> BRANO DEL DOCUMENTO:
------------------------------------------------------------------------

Uno degli aspetti in cui l’intelligenza artificiale mostrerebbe un potenziale significativo è nell’ambito della psicoeducazione; non è un caso che venga spesso percepita come affine ai principi della psicoterapia cognitivo-comportamentale, un approccio che valorizza, tra molti altri aspetti, l’informazione e la consapevolezza come parte integrante del processo terapeutico e probabilmente l’approccio più noto al sistema per via della possibilità di reperire più facilmente informazioni descrittive. Fornire contenuti chiari, accessibili e basati sull’evidenza può essere di supporto, ma la consapevolezza, da sola, non è sufficiente. Acquisire conoscenze può rivelarsi controproducente se non c’è una relazione terapeutica che aiuti a inserire quelle informazioni all’interno del proprio modello di cambiamento possibile e auspicabile.
Il terapeuta, nella dinamica relazionale, svolge un ruolo insostituibile, quello di costruire insieme un’alternativa al funzionamento abituale e offrire un contenimento emotivo che favorisca l’abbandono di modalità note e apparentemente più sicure quindi di aiutare la persona a esplorare la possibilità di pensare e scegliere in un modo diverso, più funzionale al benessere individuale.
Nondimeno, il terapeuta lavora costantemente sui propri bias cognitivi e, sebbene consideri la possibilità di commettere degli errori, è istruito a porvi rimedio o, eventualmente, a riconoscere l’insuccesso e agire di conseguenza per tutelare il paziente.

Come psicoterapeuti, non possiamo però limitarci a osservare con diffidenza la crescente fiducia che molte persone ripongono nell’intelligenza artificiale. È nostro compito provare a comprendere quale bisogno venga intercettato, quale vuoto venga colmato e soprattutto perché quel bisogno non trovi risposta nell’assistenza sanitaria. Se è vero che l’AI offre uno spazio di ascolto e restituzione immediata, dobbiamo domandarci perché strumenti di psicoeducazione, che da anni sono parte integrante di molti approcci terapeutici, non siano già pienamente accessibili e diffusi nei contesti relazionali e clinici. Che tipo di risposta sta dando l’AI che, almeno sul piano soggettivo, viene percepita come efficace e in cosa noi, come comunità professionale, potremmo fare di più?

È evidente che faccia leva su un umano bisogno di ascolto e comprensione: la disponibilità immediata e continua, l’assenza di giudizio, la rapidità di risposta e la possibilità di restare nell’anonimato, già da diverso tempo isolati fattori di rischio per lo sviluppo di una dipendenza da Internet (Young, 1999). Questi elementi, pur offrendo un sollievo temporaneo, non bastano a sostenere un cambiamento reale e duraturo.
Il lavoro del terapeuta consiste nel non farsi catturare dal modello di funzionamento del paziente e nel mostrare come questo non favorisca l’adattamento.

------------------------------------------------------------------------

> DESCRIZIONE DELL'ESERCIZIO: Trascrivi il brano sull'intelligenza artificiale in psicoterapia partendo da "È evidente che" e proseguendo fino a "non favorisca l’adattamento.", e sostituisci "sollievo temporaneo" con "conforto passeggero". Le voci riportate di seguito provengono da una fonte diversa dal brano.

------------------------------------------------------------------------

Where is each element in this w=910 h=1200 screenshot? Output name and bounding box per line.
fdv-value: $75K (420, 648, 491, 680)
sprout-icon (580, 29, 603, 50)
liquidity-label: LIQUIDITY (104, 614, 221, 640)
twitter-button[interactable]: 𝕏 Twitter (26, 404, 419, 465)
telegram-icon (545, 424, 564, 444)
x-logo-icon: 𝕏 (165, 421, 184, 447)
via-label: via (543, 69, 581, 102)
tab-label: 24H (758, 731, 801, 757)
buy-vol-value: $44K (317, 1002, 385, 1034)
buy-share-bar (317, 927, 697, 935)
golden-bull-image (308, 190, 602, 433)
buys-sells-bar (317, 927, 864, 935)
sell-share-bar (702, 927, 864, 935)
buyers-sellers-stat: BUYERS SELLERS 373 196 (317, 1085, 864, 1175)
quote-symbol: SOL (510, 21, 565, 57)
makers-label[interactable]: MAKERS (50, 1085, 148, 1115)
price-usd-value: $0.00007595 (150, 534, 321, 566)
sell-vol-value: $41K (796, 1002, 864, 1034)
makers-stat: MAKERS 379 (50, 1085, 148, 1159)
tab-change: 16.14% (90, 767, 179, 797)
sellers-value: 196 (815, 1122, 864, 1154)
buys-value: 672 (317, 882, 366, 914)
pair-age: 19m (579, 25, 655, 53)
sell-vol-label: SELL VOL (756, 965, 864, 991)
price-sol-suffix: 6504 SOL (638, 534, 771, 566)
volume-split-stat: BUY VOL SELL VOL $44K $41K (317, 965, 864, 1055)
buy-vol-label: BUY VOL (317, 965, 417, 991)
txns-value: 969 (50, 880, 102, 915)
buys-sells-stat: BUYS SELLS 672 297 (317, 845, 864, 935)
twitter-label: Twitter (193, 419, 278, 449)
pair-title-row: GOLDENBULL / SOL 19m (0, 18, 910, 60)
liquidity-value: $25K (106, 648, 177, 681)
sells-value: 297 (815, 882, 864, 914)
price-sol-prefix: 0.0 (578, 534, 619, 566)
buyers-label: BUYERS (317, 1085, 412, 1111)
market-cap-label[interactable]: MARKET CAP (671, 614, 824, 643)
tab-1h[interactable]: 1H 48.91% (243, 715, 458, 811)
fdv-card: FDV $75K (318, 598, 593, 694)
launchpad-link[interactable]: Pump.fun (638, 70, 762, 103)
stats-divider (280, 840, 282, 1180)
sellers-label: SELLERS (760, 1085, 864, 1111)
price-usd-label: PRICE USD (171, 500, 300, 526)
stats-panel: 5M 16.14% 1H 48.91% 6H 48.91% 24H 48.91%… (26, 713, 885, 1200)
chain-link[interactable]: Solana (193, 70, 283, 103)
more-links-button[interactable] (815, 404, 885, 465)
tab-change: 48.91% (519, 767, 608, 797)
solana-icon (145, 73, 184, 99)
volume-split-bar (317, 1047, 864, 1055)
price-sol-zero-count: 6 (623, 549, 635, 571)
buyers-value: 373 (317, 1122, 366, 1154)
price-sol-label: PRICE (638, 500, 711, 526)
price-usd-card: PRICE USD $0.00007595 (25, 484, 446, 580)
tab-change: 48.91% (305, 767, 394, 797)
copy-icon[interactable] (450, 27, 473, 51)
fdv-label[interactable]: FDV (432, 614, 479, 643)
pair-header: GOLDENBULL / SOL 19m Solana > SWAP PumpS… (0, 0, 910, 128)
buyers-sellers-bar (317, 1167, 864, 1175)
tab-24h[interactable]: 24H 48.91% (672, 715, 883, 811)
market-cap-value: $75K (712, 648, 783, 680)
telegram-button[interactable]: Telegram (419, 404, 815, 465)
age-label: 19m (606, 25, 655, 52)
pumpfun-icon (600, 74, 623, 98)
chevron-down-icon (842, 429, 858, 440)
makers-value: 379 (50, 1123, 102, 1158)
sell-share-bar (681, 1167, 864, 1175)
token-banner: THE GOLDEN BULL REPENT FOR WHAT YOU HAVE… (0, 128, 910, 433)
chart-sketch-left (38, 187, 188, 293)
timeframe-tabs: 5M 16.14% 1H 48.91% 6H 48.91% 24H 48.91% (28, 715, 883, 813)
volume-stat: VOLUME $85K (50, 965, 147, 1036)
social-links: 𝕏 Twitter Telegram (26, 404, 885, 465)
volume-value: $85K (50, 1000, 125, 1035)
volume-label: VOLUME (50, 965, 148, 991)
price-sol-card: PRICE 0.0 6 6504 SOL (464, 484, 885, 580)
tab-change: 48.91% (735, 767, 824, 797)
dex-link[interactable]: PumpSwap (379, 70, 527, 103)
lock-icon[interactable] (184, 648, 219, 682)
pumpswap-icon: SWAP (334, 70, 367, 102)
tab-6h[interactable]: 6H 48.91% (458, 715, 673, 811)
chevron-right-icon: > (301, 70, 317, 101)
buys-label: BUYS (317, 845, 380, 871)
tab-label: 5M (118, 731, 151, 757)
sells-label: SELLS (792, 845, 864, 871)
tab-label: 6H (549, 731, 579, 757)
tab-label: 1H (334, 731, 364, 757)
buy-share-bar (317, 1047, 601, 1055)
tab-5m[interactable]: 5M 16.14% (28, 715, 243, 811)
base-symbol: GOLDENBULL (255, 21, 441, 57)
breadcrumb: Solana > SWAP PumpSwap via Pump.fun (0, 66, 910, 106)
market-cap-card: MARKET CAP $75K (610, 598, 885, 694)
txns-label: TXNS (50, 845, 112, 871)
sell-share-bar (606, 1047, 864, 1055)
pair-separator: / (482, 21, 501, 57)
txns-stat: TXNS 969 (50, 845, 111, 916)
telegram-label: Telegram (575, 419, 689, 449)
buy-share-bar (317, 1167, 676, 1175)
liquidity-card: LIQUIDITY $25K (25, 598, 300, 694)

------------------------------------------------------------------------

> SOLUZIONE SVOLTA:
È evidente che faccia leva su un umano bisogno di ascolto e comprensione: la disponibilità immediata e continua, l’assenza di giudizio, la rapidità di risposta e la possibilità di restare nell’anonimato, già da diverso tempo isolati fattori di rischio per lo sviluppo di una dipendenza da Internet (Young, 1999). Questi elementi, pur offrendo un conforto passeggero, non bastano a sostenere un cambiamento reale e duraturo.
Il lavoro del terapeuta consiste nel non farsi catturare dal modello di funzionamento del paziente e nel mostrare come questo non favorisca l’adattamento.